GIVEN RECORDS:
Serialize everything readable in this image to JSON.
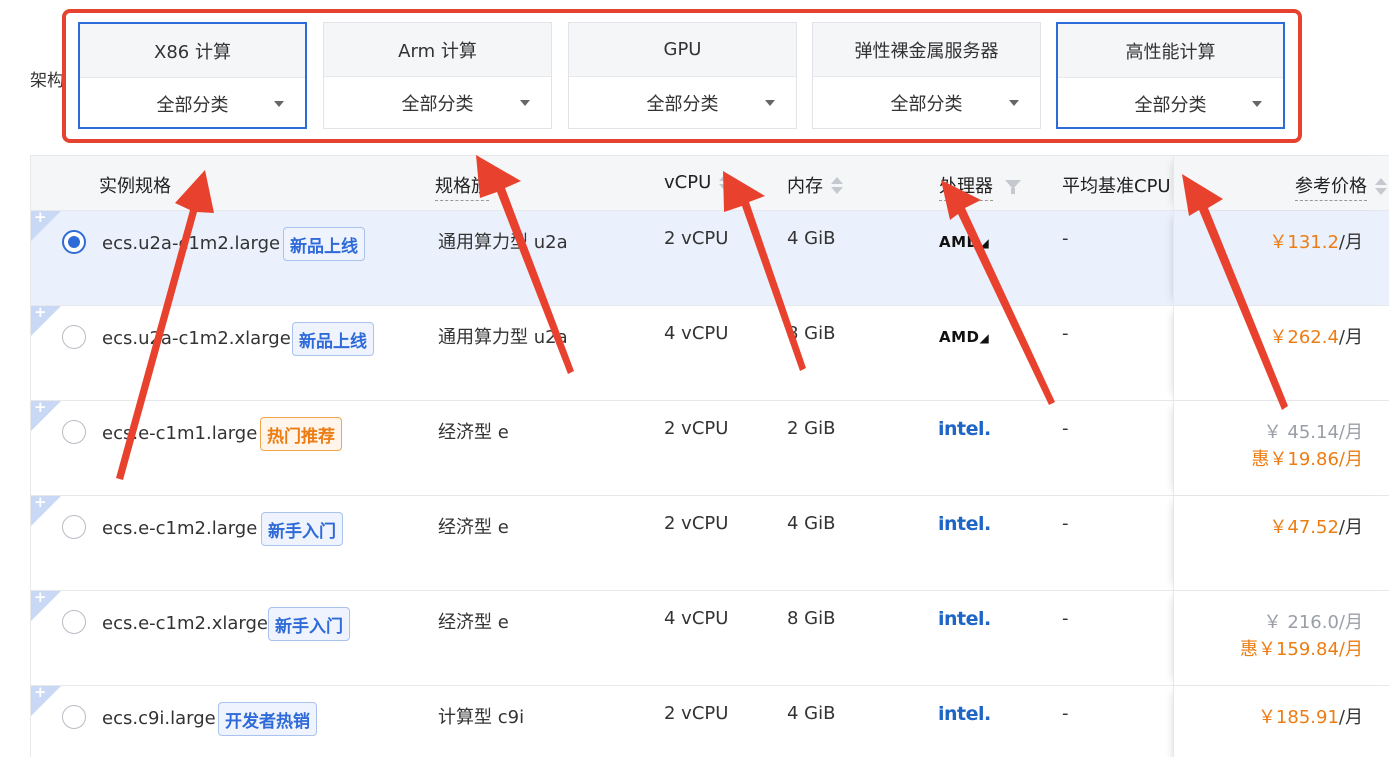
{
  "arch_label": "架构",
  "tabs": [
    {
      "title": "X86 计算",
      "select": "全部分类",
      "active": true
    },
    {
      "title": "Arm 计算",
      "select": "全部分类",
      "active": false
    },
    {
      "title": "GPU",
      "select": "全部分类",
      "active": false
    },
    {
      "title": "弹性裸金属服务器",
      "select": "全部分类",
      "active": false
    },
    {
      "title": "高性能计算",
      "select": "全部分类",
      "active": true
    }
  ],
  "table": {
    "headers": {
      "instance": "实例规格",
      "family": "规格族",
      "vcpu": "vCPU",
      "memory": "内存",
      "processor": "处理器",
      "baseline": "平均基准CPU",
      "price": "参考价格"
    },
    "rows": [
      {
        "spec": "ecs.u2a-c1m2.large",
        "badge": "新品上线",
        "badge_color": "blue",
        "family": "通用算力型 u2a",
        "vcpu": "2 vCPU",
        "memory": "4 GiB",
        "processor": "AMD",
        "baseline": "-",
        "price": "￥131.2",
        "unit": "/月",
        "promo": "",
        "selected": true
      },
      {
        "spec": "ecs.u2a-c1m2.xlarge",
        "badge": "新品上线",
        "badge_color": "blue",
        "family": "通用算力型 u2a",
        "vcpu": "4 vCPU",
        "memory": "8 GiB",
        "processor": "AMD",
        "baseline": "-",
        "price": "￥262.4",
        "unit": "/月",
        "promo": "",
        "selected": false
      },
      {
        "spec": "ecs.e-c1m1.large",
        "badge": "热门推荐",
        "badge_color": "orange",
        "family": "经济型 e",
        "vcpu": "2 vCPU",
        "memory": "2 GiB",
        "processor": "intel",
        "baseline": "-",
        "price": "￥ 45.14",
        "unit": "/月",
        "promo": "惠￥19.86/月",
        "selected": false
      },
      {
        "spec": "ecs.e-c1m2.large",
        "badge": "新手入门",
        "badge_color": "blue",
        "family": "经济型 e",
        "vcpu": "2 vCPU",
        "memory": "4 GiB",
        "processor": "intel",
        "baseline": "-",
        "price": "￥47.52",
        "unit": "/月",
        "promo": "",
        "selected": false
      },
      {
        "spec": "ecs.e-c1m2.xlarge",
        "badge": "新手入门",
        "badge_color": "blue",
        "family": "经济型 e",
        "vcpu": "4 vCPU",
        "memory": "8 GiB",
        "processor": "intel",
        "baseline": "-",
        "price": "￥ 216.0",
        "unit": "/月",
        "promo": "惠￥159.84/月",
        "selected": false
      },
      {
        "spec": "ecs.c9i.large",
        "badge": "开发者热销",
        "badge_color": "blue",
        "family": "计算型 c9i",
        "vcpu": "2 vCPU",
        "memory": "4 GiB",
        "processor": "intel",
        "baseline": "-",
        "price": "￥185.91",
        "unit": "/月",
        "promo": "",
        "selected": false
      }
    ]
  },
  "colors": {
    "highlight_box": "#e5422f",
    "accent_blue": "#2f6bd8",
    "price_orange": "#ec7d14",
    "annotation_arrow": "#e8422e"
  }
}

TASK TO COMPLETE:
Give the entries again word for word, but skip the pictures.

SOLUTION TO THE PROBLEM:
Serialize everything readable in this image to JSON.
{
  "arch_label": "架构",
  "tabs": [
    {
      "title": "X86 计算",
      "select": "全部分类",
      "active": true
    },
    {
      "title": "Arm 计算",
      "select": "全部分类",
      "active": false
    },
    {
      "title": "GPU",
      "select": "全部分类",
      "active": false
    },
    {
      "title": "弹性裸金属服务器",
      "select": "全部分类",
      "active": false
    },
    {
      "title": "高性能计算",
      "select": "全部分类",
      "active": true
    }
  ],
  "table": {
    "headers": {
      "instance": "实例规格",
      "family": "规格族",
      "vcpu": "vCPU",
      "memory": "内存",
      "processor": "处理器",
      "baseline": "平均基准CPU",
      "price": "参考价格"
    },
    "rows": [
      {
        "spec": "ecs.u2a-c1m2.large",
        "badge": "新品上线",
        "badge_color": "blue",
        "family": "通用算力型 u2a",
        "vcpu": "2 vCPU",
        "memory": "4 GiB",
        "processor": "AMD",
        "baseline": "-",
        "price": "￥131.2",
        "unit": "/月",
        "promo": "",
        "selected": true
      },
      {
        "spec": "ecs.u2a-c1m2.xlarge",
        "badge": "新品上线",
        "badge_color": "blue",
        "family": "通用算力型 u2a",
        "vcpu": "4 vCPU",
        "memory": "8 GiB",
        "processor": "AMD",
        "baseline": "-",
        "price": "￥262.4",
        "unit": "/月",
        "promo": "",
        "selected": false
      },
      {
        "spec": "ecs.e-c1m1.large",
        "badge": "热门推荐",
        "badge_color": "orange",
        "family": "经济型 e",
        "vcpu": "2 vCPU",
        "memory": "2 GiB",
        "processor": "intel",
        "baseline": "-",
        "price": "￥ 45.14",
        "unit": "/月",
        "promo": "惠￥19.86/月",
        "selected": false
      },
      {
        "spec": "ecs.e-c1m2.large",
        "badge": "新手入门",
        "badge_color": "blue",
        "family": "经济型 e",
        "vcpu": "2 vCPU",
        "memory": "4 GiB",
        "processor": "intel",
        "baseline": "-",
        "price": "￥47.52",
        "unit": "/月",
        "promo": "",
        "selected": false
      },
      {
        "spec": "ecs.e-c1m2.xlarge",
        "badge": "新手入门",
        "badge_color": "blue",
        "family": "经济型 e",
        "vcpu": "4 vCPU",
        "memory": "8 GiB",
        "processor": "intel",
        "baseline": "-",
        "price": "￥ 216.0",
        "unit": "/月",
        "promo": "惠￥159.84/月",
        "selected": false
      },
      {
        "spec": "ecs.c9i.large",
        "badge": "开发者热销",
        "badge_color": "blue",
        "family": "计算型 c9i",
        "vcpu": "2 vCPU",
        "memory": "4 GiB",
        "processor": "intel",
        "baseline": "-",
        "price": "￥185.91",
        "unit": "/月",
        "promo": "",
        "selected": false
      }
    ]
  },
  "colors": {
    "highlight_box": "#e5422f",
    "accent_blue": "#2f6bd8",
    "price_orange": "#ec7d14",
    "annotation_arrow": "#e8422e"
  }
}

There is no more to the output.